### Set exercise a
According to the GPU Coder support package overview, what kind of example is used to demonstrate the concept?

### Source extract

* BEGIN *

Getting Started with the GPU Coder Support Package for NVIDIA GPUs

This example shows how to use the GPU Coder™ Support Package for NVIDIA GPUs and connect to NVIDIA® DRIVE™ and Jetson hardware platforms, perform basic operations, generate CUDA® executable from a MATLAB® function and run the executable on the hardware. A simple vector addition example is used to demonstrate this concept.


Target Board Requirements

  • NVIDIA DRIVE PX2 or Jetson TX1/TX2 embedded platform.

  • Ethernet crossover cable to connect the target board and host PC (if the target board cannot be connected to a local network).

  • NVIDIA CUDA toolkit installed on the board.

  • Environment variables on the target for the compilers and libraries. For information on the supported versions of the compilers and libraries and their setup, see installing and setting up prerequisites for NVIDIA boards.

Development Host Requirements

  • GPU Coder™ for code generation. For an overview and tutorials, visit the GPU Coder product page .

  • NVIDIA CUDA toolkit on the host.

* END *

### Set exercise b
Reproduce verbatim the stretch of the rows from their first line through the line that contains "634, 559, 678]".

### Task input
* BEGIN *

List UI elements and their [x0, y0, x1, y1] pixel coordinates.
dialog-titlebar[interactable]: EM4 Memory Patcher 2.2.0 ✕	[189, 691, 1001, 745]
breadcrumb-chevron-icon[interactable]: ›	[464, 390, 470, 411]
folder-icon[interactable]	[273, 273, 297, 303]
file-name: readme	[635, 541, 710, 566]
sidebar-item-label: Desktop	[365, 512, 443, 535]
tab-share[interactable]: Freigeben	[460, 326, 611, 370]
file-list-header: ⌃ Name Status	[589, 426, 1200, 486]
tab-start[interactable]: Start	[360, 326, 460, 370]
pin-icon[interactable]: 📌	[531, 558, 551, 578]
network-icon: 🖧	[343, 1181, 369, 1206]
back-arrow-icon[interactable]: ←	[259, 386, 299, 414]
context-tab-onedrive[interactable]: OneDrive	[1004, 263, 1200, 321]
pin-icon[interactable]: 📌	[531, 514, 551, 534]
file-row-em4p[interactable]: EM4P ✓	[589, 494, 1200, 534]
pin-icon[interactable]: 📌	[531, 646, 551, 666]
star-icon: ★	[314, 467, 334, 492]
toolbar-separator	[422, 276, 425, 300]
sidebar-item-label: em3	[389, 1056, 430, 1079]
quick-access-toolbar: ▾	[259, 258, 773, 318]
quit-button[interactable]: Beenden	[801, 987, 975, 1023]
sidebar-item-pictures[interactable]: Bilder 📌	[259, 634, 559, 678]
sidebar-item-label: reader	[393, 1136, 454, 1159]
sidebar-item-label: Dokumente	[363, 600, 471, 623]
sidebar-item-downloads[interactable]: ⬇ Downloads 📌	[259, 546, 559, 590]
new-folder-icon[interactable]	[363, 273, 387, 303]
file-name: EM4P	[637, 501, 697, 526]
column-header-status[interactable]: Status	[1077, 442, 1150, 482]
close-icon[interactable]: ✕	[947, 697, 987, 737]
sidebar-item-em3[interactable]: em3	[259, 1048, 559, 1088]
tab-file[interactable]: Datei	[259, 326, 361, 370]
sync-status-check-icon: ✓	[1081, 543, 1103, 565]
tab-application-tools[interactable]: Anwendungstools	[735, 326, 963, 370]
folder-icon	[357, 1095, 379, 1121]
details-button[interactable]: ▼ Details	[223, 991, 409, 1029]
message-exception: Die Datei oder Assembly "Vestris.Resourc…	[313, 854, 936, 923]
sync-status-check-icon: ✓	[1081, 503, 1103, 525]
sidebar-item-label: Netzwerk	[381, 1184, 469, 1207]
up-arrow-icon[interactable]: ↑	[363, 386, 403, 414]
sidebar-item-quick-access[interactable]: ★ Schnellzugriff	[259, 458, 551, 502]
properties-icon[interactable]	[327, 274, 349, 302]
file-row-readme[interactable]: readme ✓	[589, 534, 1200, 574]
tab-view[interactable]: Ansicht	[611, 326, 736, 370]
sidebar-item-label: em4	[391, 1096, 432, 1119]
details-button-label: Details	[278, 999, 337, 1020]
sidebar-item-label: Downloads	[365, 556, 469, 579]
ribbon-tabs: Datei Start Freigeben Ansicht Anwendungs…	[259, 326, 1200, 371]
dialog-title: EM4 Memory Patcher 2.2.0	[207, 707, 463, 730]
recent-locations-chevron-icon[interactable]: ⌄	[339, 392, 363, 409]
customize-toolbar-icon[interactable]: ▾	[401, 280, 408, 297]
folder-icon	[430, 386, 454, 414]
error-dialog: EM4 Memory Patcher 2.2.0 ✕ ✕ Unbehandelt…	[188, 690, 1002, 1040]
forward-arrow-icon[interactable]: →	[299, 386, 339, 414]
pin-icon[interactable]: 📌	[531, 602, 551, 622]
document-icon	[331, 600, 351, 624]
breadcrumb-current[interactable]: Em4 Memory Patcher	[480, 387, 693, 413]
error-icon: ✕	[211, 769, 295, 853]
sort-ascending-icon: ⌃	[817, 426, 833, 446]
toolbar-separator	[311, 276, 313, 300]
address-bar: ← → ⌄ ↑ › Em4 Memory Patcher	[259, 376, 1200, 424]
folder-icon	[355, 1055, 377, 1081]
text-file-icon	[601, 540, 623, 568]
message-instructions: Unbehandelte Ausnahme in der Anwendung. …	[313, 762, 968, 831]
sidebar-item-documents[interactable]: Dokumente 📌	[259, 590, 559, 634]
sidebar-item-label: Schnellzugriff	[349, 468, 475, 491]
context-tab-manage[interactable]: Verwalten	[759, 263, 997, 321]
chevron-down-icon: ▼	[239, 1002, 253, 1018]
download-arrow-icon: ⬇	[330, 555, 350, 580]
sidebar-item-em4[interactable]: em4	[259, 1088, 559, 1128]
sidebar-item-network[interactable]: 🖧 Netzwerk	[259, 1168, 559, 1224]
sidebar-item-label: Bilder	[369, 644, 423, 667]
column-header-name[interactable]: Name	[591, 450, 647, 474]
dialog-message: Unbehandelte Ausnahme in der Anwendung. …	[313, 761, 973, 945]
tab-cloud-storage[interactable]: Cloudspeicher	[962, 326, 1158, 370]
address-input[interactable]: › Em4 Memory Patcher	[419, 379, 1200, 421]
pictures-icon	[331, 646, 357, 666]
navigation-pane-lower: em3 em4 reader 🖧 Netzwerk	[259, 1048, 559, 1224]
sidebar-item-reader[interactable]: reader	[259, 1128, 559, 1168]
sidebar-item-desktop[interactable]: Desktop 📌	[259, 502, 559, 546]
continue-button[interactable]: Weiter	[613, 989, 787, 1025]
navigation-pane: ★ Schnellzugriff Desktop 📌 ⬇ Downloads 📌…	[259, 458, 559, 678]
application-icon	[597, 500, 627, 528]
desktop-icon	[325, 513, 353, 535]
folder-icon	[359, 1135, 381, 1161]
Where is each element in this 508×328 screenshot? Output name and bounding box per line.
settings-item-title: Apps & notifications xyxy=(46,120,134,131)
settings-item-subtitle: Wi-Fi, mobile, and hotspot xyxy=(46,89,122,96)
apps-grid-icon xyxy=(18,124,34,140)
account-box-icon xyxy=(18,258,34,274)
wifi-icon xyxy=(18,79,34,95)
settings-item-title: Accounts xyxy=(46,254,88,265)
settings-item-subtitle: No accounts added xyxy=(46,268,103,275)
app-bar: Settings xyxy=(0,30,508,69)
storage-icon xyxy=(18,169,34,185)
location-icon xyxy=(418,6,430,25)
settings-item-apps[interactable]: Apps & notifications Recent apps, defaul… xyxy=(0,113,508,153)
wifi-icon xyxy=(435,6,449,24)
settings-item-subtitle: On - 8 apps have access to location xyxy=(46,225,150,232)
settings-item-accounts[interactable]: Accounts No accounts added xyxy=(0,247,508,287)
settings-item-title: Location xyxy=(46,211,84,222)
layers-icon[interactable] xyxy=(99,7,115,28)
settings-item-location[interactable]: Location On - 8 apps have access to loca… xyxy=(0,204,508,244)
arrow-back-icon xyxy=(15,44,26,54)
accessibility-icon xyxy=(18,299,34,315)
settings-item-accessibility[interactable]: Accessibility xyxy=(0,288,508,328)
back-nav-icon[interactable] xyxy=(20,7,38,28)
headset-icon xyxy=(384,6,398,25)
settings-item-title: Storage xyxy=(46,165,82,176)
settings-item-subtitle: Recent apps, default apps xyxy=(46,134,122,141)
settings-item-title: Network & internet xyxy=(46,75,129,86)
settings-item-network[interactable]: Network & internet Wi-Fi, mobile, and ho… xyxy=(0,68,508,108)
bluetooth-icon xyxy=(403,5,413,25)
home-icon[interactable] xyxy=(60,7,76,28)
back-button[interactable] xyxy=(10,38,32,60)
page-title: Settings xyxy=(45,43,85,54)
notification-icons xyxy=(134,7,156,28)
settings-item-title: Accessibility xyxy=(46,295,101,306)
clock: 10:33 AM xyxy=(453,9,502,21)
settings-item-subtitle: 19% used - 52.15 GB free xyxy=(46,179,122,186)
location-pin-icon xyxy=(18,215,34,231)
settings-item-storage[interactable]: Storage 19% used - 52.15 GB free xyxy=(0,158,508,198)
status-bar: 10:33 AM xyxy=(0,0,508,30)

* END *

### Reply a
A simple vector addition example.

### Reply b
List UI elements and their [x0, y0, x1, y1] pixel coordinates.
dialog-titlebar[interactable]: EM4 Memory Patcher 2.2.0 ✕	[189, 691, 1001, 745]
breadcrumb-chevron-icon[interactable]: ›	[464, 390, 470, 411]
folder-icon[interactable]	[273, 273, 297, 303]
file-name: readme	[635, 541, 710, 566]
sidebar-item-label: Desktop	[365, 512, 443, 535]
tab-share[interactable]: Freigeben	[460, 326, 611, 370]
file-list-header: ⌃ Name Status	[589, 426, 1200, 486]
tab-start[interactable]: Start	[360, 326, 460, 370]
pin-icon[interactable]: 📌	[531, 558, 551, 578]
network-icon: 🖧	[343, 1181, 369, 1206]
back-arrow-icon[interactable]: ←	[259, 386, 299, 414]
context-tab-onedrive[interactable]: OneDrive	[1004, 263, 1200, 321]
pin-icon[interactable]: 📌	[531, 514, 551, 534]
file-row-em4p[interactable]: EM4P ✓	[589, 494, 1200, 534]
pin-icon[interactable]: 📌	[531, 646, 551, 666]
star-icon: ★	[314, 467, 334, 492]
toolbar-separator	[422, 276, 425, 300]
sidebar-item-label: em3	[389, 1056, 430, 1079]
quick-access-toolbar: ▾	[259, 258, 773, 318]
quit-button[interactable]: Beenden	[801, 987, 975, 1023]
sidebar-item-pictures[interactable]: Bilder 📌	[259, 634, 559, 678]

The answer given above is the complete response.